A run of records
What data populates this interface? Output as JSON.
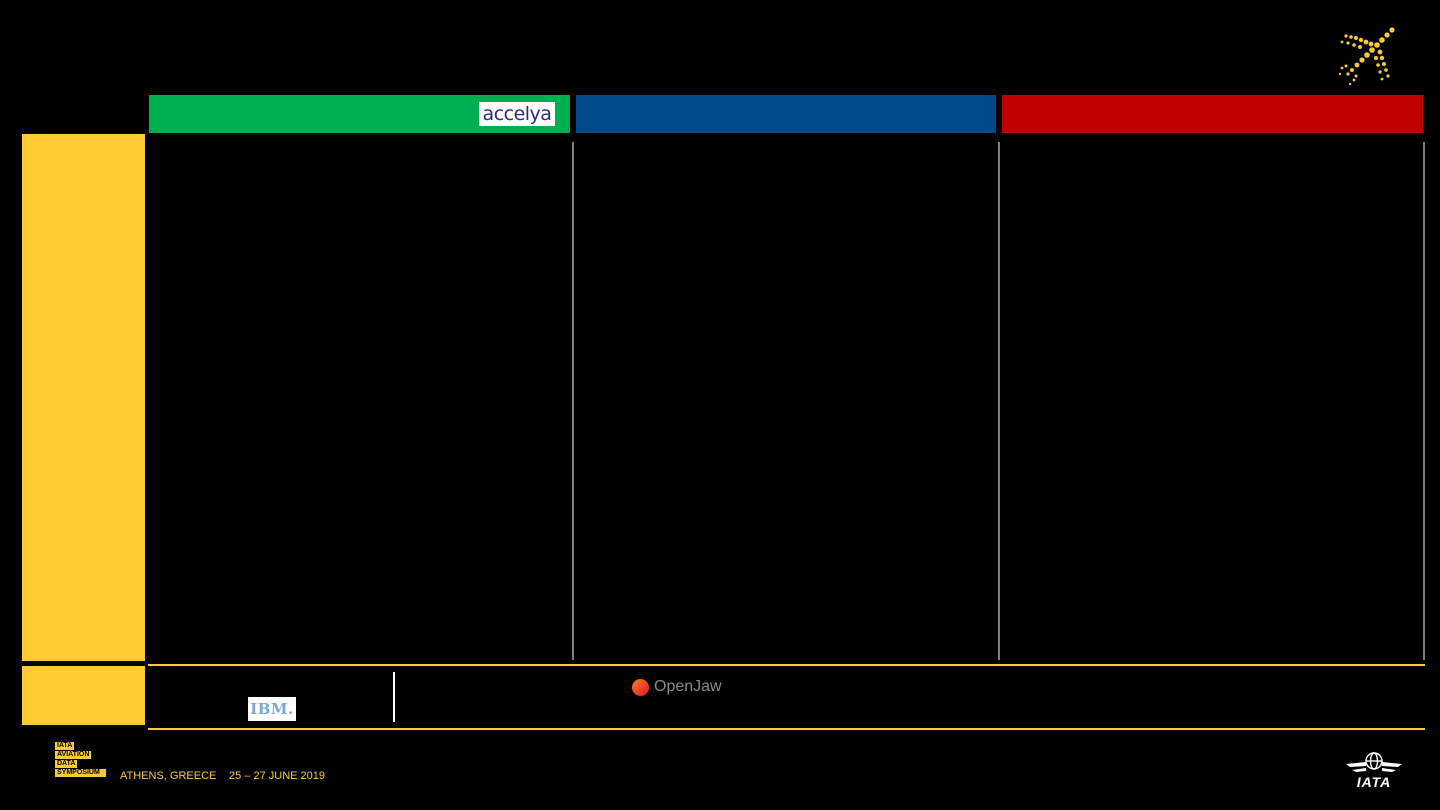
{
  "header": {
    "columns": [
      {
        "color": "#00b050",
        "logo": "accelya"
      },
      {
        "color": "#004a8a"
      },
      {
        "color": "#c00000"
      }
    ]
  },
  "partners": {
    "ibm_label": "IBM.",
    "openjaw_label": "OpenJaw"
  },
  "footer": {
    "event_lines": [
      "IATA",
      "AVIATION",
      "DATA",
      "SYMPOSIUM"
    ],
    "location": "ATHENS, GREECE",
    "dates": "25 – 27 JUNE 2019",
    "org_logo": "IATA"
  },
  "colors": {
    "accent": "#fccb34",
    "background": "#000000",
    "divider": "#7f7f7f"
  },
  "icons": [
    "plane-icon",
    "iata-globe-icon"
  ]
}
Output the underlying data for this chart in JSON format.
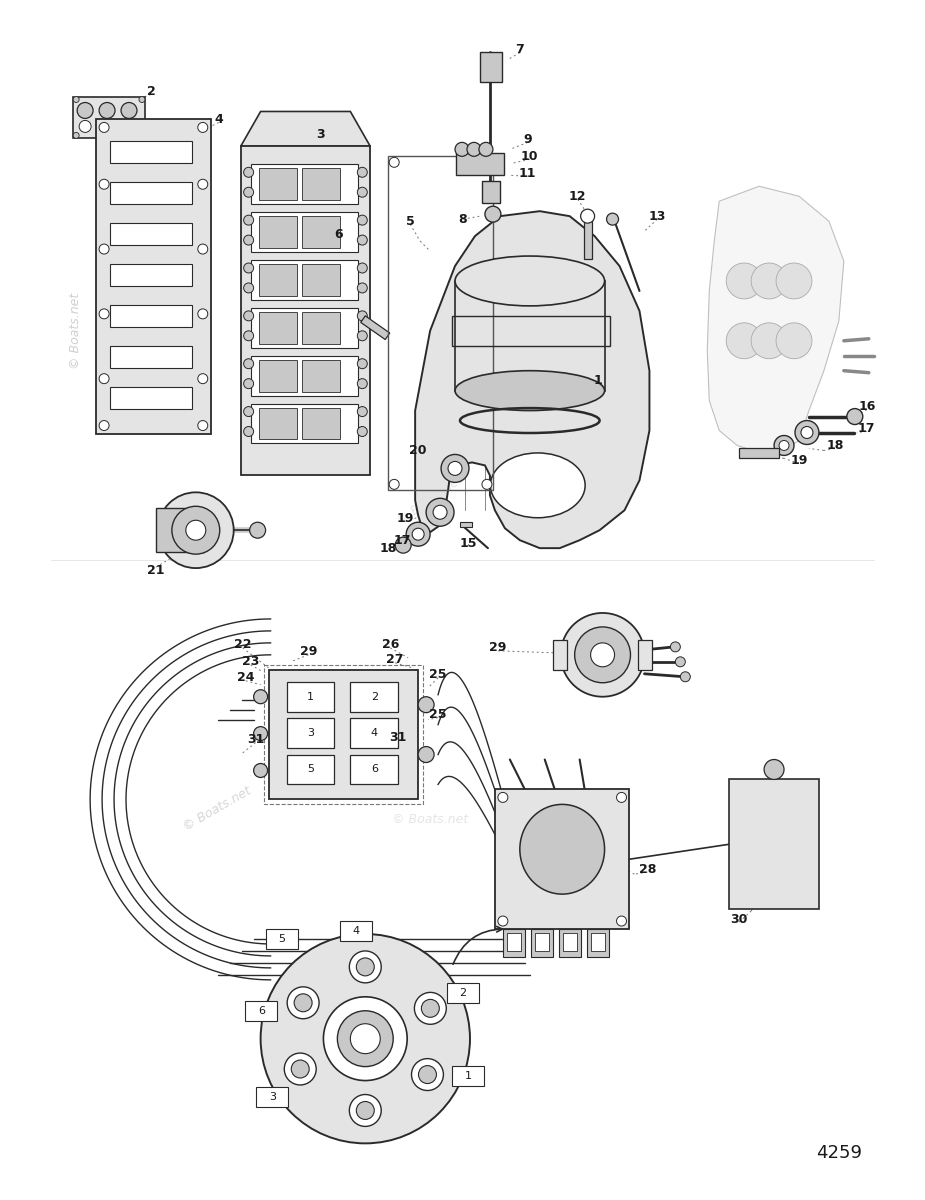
{
  "background_color": "#ffffff",
  "watermark1": "© Boats.net",
  "watermark2": "© Boats.net",
  "page_number": "4259",
  "fig_width": 9.25,
  "fig_height": 12.0,
  "dpi": 100,
  "line_color": "#2a2a2a",
  "text_color": "#1a1a1a",
  "gray_fill": "#c8c8c8",
  "light_gray": "#e4e4e4",
  "dark_gray": "#888888",
  "mid_gray": "#b0b0b0"
}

### What the task requires
Send back the data above word for word, with the pictures left out.

### Result of the exercise
What data populates this interface? Output as JSON.
{
  "header": {
    "columns": [
      {
        "color": "#00b050",
        "logo": "accelya"
      },
      {
        "color": "#004a8a"
      },
      {
        "color": "#c00000"
      }
    ]
  },
  "partners": {
    "ibm_label": "IBM.",
    "openjaw_label": "OpenJaw"
  },
  "footer": {
    "event_lines": [
      "IATA",
      "AVIATION",
      "DATA",
      "SYMPOSIUM"
    ],
    "location": "ATHENS, GREECE",
    "dates": "25 – 27 JUNE 2019",
    "org_logo": "IATA"
  },
  "colors": {
    "accent": "#fccb34",
    "background": "#000000",
    "divider": "#7f7f7f"
  },
  "icons": [
    "plane-icon",
    "iata-globe-icon"
  ]
}
Output the underlying data for this chart in JSON format.
{
  "background_color": "#ffffff",
  "watermark1": "© Boats.net",
  "watermark2": "© Boats.net",
  "page_number": "4259",
  "fig_width": 9.25,
  "fig_height": 12.0,
  "dpi": 100,
  "line_color": "#2a2a2a",
  "text_color": "#1a1a1a",
  "gray_fill": "#c8c8c8",
  "light_gray": "#e4e4e4",
  "dark_gray": "#888888",
  "mid_gray": "#b0b0b0"
}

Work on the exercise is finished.